### Exercise aim
Every line of the material below should be repeated exactly.

### Provided entries
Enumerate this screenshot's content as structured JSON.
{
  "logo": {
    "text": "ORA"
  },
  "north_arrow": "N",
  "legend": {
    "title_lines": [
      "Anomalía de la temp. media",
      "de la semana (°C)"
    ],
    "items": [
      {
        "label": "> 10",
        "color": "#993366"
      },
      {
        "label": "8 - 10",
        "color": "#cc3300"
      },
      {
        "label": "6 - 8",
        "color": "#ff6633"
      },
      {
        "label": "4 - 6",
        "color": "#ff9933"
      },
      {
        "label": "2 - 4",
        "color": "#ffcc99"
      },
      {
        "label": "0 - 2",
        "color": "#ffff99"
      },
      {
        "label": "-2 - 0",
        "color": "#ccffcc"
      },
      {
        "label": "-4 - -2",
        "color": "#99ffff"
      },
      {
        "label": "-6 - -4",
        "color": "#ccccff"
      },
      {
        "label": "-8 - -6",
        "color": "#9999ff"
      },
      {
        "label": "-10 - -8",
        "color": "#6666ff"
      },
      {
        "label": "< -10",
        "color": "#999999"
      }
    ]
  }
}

### Exercise solution
Enumerate this screenshot's content as structured JSON.
{
  "logo": {
    "text": "ORA"
  },
  "north_arrow": "N",
  "legend": {
    "title_lines": [
      "Anomalía de la temp. media",
      "de la semana (°C)"
    ],
    "items": [
      {
        "label": "> 10",
        "color": "#993366"
      },
      {
        "label": "8 - 10",
        "color": "#cc3300"
      },
      {
        "label": "6 - 8",
        "color": "#ff6633"
      },
      {
        "label": "4 - 6",
        "color": "#ff9933"
      },
      {
        "label": "2 - 4",
        "color": "#ffcc99"
      },
      {
        "label": "0 - 2",
        "color": "#ffff99"
      },
      {
        "label": "-2 - 0",
        "color": "#ccffcc"
      },
      {
        "label": "-4 - -2",
        "color": "#99ffff"
      },
      {
        "label": "-6 - -4",
        "color": "#ccccff"
      },
      {
        "label": "-8 - -6",
        "color": "#9999ff"
      },
      {
        "label": "-10 - -8",
        "color": "#6666ff"
      },
      {
        "label": "< -10",
        "color": "#999999"
      }
    ]
  }
}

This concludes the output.